>> Start Source material

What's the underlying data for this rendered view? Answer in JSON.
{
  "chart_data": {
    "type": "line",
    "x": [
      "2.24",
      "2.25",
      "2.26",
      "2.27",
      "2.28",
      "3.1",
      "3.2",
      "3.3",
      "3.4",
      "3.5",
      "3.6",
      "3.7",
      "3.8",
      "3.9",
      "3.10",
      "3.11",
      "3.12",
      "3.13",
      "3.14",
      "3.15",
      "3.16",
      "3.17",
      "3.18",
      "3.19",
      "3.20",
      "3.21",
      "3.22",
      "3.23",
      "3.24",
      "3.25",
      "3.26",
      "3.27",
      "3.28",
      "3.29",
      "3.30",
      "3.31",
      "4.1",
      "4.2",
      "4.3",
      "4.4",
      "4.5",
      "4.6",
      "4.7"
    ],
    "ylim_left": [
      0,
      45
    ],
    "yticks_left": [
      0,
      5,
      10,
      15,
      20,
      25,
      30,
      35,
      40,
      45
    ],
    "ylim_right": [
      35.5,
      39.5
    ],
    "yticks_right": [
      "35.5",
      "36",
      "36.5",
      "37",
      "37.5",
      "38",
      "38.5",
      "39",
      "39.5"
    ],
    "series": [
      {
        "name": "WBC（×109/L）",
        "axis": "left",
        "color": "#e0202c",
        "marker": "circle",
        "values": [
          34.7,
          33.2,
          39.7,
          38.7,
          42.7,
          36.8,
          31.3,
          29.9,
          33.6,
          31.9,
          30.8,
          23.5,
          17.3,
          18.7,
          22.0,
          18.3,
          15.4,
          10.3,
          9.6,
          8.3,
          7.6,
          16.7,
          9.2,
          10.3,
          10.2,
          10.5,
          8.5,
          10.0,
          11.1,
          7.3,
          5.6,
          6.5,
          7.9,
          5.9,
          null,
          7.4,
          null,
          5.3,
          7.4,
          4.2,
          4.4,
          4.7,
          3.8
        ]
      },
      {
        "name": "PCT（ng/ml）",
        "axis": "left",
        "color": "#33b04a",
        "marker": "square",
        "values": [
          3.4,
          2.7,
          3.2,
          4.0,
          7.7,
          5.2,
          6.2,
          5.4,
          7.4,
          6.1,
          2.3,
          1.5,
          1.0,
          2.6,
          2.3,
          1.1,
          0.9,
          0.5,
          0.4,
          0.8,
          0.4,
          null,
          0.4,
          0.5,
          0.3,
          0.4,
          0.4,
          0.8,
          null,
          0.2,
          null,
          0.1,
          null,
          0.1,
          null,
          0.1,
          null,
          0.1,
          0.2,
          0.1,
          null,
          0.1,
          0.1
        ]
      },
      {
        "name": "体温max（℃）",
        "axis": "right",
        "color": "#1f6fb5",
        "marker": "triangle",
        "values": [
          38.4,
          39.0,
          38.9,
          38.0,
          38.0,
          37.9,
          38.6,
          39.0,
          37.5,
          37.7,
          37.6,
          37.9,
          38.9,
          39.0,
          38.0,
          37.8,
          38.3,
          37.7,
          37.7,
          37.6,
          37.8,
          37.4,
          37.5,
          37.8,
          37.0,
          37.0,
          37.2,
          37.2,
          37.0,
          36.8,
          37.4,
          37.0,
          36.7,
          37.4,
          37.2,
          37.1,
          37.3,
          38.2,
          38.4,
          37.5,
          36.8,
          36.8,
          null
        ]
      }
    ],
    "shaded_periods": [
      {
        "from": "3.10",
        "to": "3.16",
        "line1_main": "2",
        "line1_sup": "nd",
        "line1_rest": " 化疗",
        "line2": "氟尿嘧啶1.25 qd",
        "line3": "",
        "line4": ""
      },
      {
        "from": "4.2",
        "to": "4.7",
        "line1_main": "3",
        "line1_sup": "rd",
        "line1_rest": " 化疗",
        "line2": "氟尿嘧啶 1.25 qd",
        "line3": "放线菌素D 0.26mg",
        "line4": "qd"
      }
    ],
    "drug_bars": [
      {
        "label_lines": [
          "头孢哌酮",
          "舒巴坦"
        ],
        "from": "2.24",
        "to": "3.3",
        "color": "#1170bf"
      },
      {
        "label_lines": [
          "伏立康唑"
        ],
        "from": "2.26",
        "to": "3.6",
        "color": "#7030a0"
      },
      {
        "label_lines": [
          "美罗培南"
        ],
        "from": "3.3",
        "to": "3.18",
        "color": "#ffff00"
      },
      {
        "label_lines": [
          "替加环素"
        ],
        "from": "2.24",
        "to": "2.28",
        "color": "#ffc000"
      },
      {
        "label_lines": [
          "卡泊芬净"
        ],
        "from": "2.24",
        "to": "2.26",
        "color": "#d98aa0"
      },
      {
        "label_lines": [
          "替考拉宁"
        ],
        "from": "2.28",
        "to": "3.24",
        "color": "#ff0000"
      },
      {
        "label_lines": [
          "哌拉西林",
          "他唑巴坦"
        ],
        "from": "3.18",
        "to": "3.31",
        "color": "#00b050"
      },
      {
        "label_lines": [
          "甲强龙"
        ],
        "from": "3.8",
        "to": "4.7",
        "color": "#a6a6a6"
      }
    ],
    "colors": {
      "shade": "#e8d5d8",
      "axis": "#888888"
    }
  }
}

>> End Source material
>> Start Source material

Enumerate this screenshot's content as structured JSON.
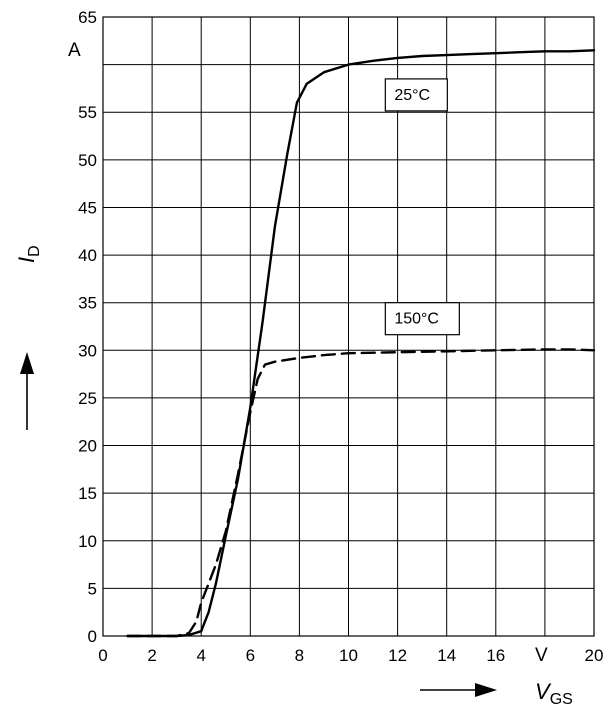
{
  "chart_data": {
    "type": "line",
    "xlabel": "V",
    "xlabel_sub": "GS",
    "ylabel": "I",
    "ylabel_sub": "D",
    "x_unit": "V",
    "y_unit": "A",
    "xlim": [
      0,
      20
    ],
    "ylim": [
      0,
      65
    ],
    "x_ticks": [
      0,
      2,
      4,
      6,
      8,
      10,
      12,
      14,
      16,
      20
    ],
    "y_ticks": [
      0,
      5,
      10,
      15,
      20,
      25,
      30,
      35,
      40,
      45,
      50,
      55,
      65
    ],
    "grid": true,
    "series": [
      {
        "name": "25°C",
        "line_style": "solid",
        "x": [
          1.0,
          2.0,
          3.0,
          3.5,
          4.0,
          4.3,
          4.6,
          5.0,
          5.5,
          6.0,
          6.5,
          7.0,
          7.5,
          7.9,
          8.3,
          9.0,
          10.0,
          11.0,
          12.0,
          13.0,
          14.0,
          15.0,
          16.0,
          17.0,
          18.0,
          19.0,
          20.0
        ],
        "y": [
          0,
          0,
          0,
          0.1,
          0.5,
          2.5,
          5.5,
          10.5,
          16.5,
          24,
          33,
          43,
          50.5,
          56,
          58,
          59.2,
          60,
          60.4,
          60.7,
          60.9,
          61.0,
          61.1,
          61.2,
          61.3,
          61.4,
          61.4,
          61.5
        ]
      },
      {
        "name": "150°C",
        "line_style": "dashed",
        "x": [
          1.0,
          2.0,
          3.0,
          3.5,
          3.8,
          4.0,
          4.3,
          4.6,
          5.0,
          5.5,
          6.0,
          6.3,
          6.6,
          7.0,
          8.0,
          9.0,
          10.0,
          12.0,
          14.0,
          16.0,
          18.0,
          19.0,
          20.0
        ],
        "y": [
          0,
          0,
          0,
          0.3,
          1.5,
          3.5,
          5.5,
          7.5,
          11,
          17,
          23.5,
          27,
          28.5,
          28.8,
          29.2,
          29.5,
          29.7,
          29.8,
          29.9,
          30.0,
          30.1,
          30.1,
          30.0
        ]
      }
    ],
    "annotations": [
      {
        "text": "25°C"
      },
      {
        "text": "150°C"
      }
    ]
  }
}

>> End Source material
>> Start Source material

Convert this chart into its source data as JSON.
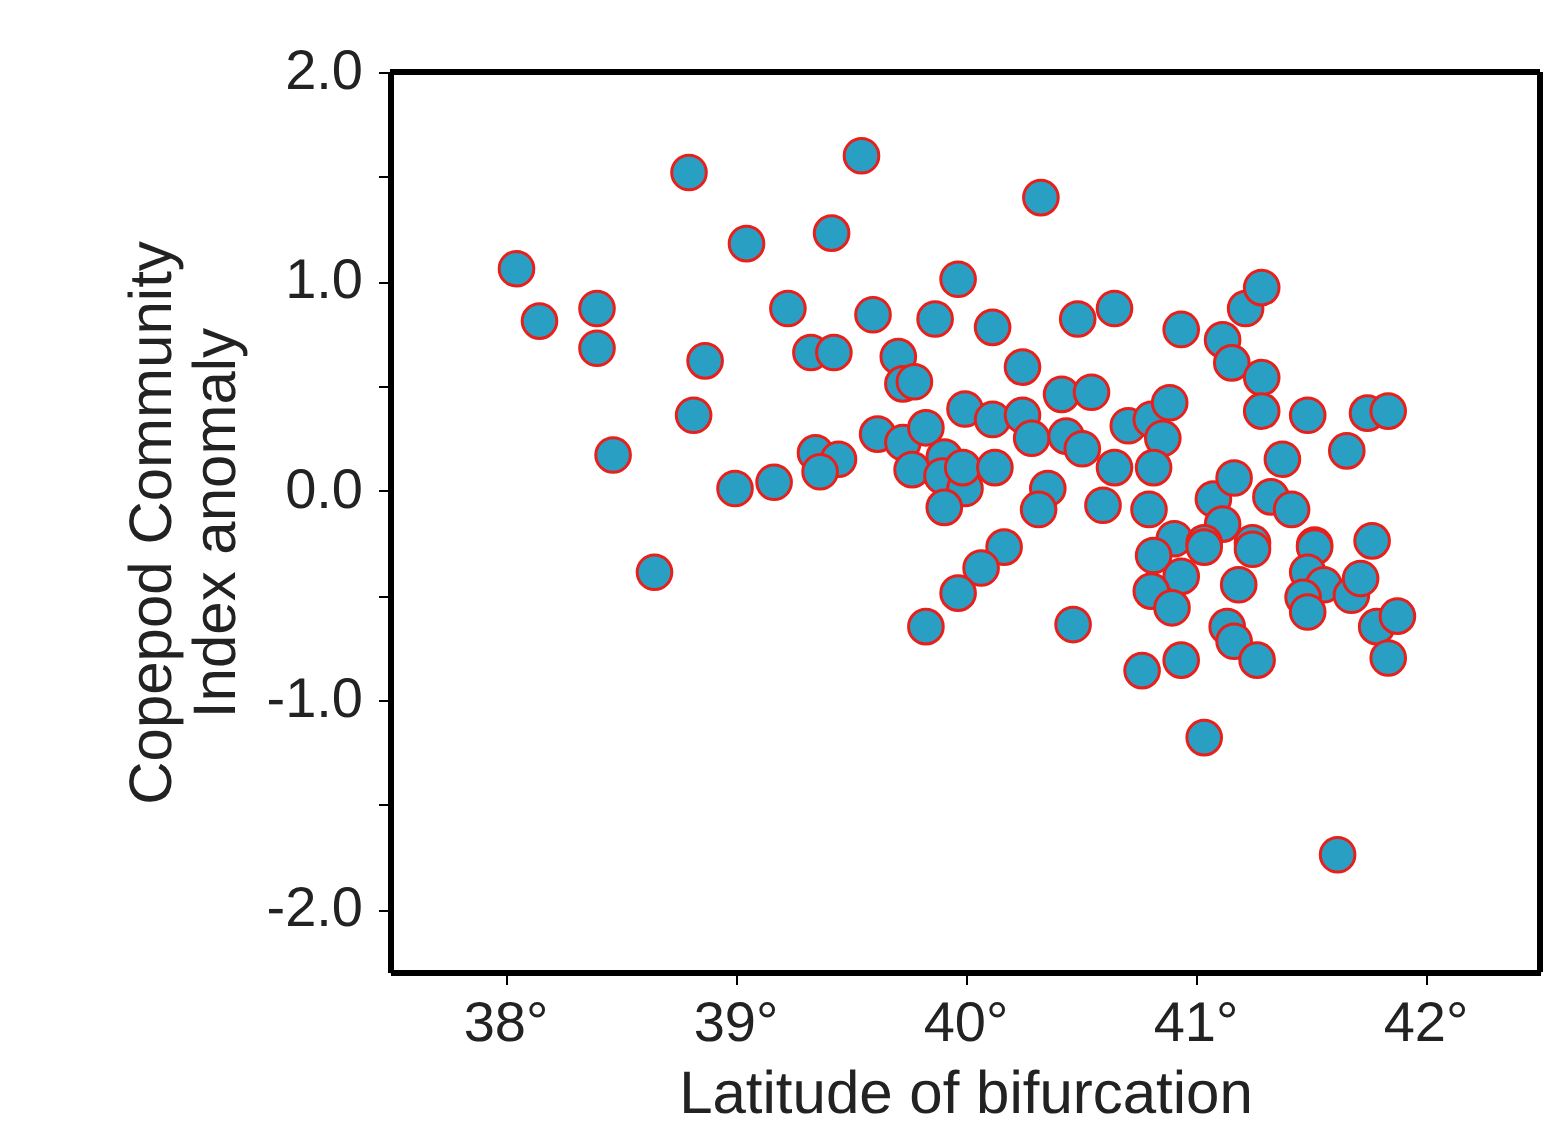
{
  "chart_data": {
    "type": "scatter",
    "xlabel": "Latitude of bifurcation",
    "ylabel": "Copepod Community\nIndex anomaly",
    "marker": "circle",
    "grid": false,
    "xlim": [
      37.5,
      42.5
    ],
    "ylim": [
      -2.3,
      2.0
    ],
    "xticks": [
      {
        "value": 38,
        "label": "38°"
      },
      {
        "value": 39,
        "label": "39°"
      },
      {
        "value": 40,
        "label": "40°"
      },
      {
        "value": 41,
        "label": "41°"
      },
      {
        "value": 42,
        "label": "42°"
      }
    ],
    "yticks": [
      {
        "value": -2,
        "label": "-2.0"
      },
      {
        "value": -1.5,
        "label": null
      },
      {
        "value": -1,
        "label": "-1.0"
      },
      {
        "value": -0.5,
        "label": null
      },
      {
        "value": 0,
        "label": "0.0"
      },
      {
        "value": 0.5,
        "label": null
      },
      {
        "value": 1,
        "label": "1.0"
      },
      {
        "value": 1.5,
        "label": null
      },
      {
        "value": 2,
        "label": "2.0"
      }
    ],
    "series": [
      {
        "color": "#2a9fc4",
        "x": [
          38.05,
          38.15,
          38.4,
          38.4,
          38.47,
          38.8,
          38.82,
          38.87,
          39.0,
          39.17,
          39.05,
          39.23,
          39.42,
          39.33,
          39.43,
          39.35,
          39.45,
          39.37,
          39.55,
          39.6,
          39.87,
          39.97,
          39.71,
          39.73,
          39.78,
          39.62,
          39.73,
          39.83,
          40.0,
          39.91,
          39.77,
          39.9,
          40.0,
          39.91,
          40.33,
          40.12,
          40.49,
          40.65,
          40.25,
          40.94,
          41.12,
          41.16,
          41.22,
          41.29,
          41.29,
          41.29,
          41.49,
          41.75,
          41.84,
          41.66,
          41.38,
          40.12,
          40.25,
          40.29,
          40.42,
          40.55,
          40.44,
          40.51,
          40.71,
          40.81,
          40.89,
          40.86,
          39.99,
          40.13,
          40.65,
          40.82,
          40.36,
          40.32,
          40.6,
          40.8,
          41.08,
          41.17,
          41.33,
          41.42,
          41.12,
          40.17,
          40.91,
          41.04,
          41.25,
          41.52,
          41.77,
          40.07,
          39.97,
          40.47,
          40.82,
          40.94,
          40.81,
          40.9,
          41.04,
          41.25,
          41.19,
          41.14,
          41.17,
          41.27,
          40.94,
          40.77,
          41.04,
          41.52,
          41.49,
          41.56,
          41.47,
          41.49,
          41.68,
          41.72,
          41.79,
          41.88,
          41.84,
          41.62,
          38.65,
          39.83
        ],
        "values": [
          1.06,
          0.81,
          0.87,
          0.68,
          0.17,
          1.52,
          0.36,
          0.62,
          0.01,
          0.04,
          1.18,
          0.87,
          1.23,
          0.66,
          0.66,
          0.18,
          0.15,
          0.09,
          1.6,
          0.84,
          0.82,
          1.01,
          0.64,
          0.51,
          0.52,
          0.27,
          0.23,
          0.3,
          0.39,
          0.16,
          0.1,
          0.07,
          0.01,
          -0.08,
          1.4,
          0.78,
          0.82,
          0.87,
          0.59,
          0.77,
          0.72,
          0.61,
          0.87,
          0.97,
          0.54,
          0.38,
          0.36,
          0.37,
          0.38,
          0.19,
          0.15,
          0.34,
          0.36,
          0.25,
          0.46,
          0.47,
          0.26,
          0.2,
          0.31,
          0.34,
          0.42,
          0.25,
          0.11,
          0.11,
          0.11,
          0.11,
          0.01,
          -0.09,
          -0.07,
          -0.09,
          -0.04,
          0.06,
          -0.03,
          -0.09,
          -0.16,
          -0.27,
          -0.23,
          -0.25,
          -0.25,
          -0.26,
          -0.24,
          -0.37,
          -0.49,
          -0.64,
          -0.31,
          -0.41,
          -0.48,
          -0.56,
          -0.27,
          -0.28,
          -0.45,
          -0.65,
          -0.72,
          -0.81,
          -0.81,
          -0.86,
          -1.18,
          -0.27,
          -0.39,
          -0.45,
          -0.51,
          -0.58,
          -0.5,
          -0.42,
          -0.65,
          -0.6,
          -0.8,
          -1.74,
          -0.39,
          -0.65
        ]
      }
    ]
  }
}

>> End Source material

◆ **Problem to work on**: What is the number of lines in the listing that contain the string "marker"? Reply with that number alone.

◆ **Exercise response**: 4